BEGIN

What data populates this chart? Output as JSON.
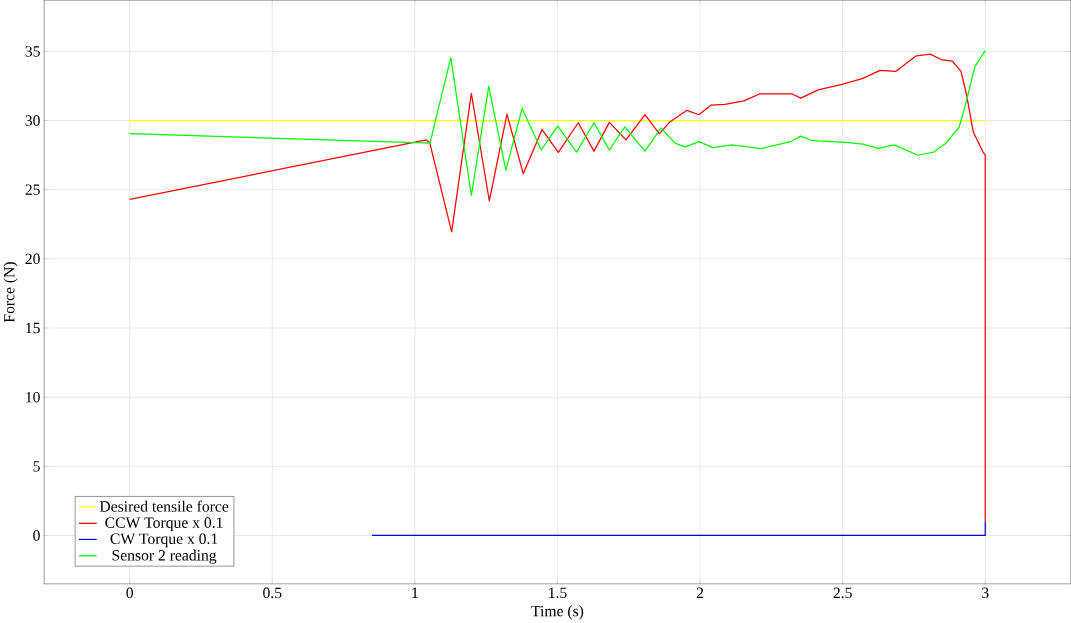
{
  "chart_data": {
    "type": "line",
    "xlabel": "Time (s)",
    "ylabel": "Force (N)",
    "xlim": [
      -0.3,
      3.3
    ],
    "ylim": [
      -3.5,
      38.7
    ],
    "xticks": [
      0,
      0.5,
      1,
      1.5,
      2,
      2.5,
      3
    ],
    "yticks": [
      0,
      5,
      10,
      15,
      20,
      25,
      30,
      35
    ],
    "grid": true,
    "legend": "bottom left",
    "marker": "none",
    "line_style": "solid",
    "series": [
      {
        "name": "Desired tensile force",
        "color": "#ffff00",
        "x": [
          0,
          3
        ],
        "values": [
          30,
          30
        ]
      },
      {
        "name": "CCW Torque x 0.1",
        "color": "#ff0000",
        "x": [
          0,
          1.04,
          1.052,
          1.129,
          1.198,
          1.261,
          1.323,
          1.38,
          1.446,
          1.503,
          1.573,
          1.628,
          1.682,
          1.74,
          1.807,
          1.857,
          1.894,
          1.954,
          1.996,
          2.039,
          2.087,
          2.154,
          2.208,
          2.323,
          2.353,
          2.414,
          2.498,
          2.571,
          2.631,
          2.686,
          2.758,
          2.807,
          2.849,
          2.885,
          2.915,
          2.934,
          2.958,
          2.994,
          3.0,
          3.0
        ],
        "values": [
          24.3,
          28.6,
          28.4,
          21.95,
          31.97,
          24.2,
          30.47,
          26.16,
          29.35,
          27.7,
          29.84,
          27.79,
          29.87,
          28.6,
          30.42,
          29.04,
          29.9,
          30.74,
          30.42,
          31.12,
          31.17,
          31.42,
          31.92,
          31.92,
          31.62,
          32.22,
          32.62,
          33.05,
          33.63,
          33.55,
          34.68,
          34.8,
          34.38,
          34.3,
          33.55,
          31.92,
          29.17,
          27.66,
          27.5,
          1.0
        ]
      },
      {
        "name": "CW Torque x 0.1",
        "color": "#0000ff",
        "x": [
          0.85,
          3.0,
          3.0
        ],
        "values": [
          0,
          0,
          1.0
        ]
      },
      {
        "name": "Sensor 2 reading",
        "color": "#00ff00",
        "x": [
          0,
          1.053,
          1.126,
          1.198,
          1.259,
          1.319,
          1.376,
          1.443,
          1.501,
          1.567,
          1.628,
          1.682,
          1.736,
          1.807,
          1.863,
          1.912,
          1.948,
          1.996,
          2.045,
          2.111,
          2.214,
          2.317,
          2.353,
          2.395,
          2.51,
          2.571,
          2.625,
          2.68,
          2.764,
          2.819,
          2.861,
          2.909,
          2.934,
          2.964,
          3.0
        ],
        "values": [
          29.05,
          28.37,
          34.55,
          24.58,
          32.47,
          26.42,
          30.87,
          27.87,
          29.59,
          27.72,
          29.84,
          27.87,
          29.54,
          27.79,
          29.47,
          28.37,
          28.09,
          28.47,
          28.04,
          28.24,
          27.97,
          28.47,
          28.87,
          28.54,
          28.42,
          28.29,
          27.99,
          28.24,
          27.49,
          27.72,
          28.34,
          29.54,
          31.42,
          33.92,
          35.05
        ]
      }
    ]
  }
}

END

- **Set task**:
Take every line from the data above that holds "color" and copy it out.

- **Solved exercise**:
        "color": "#ffff00",
        "color": "#ff0000",
        "color": "#0000ff",
        "color": "#00ff00",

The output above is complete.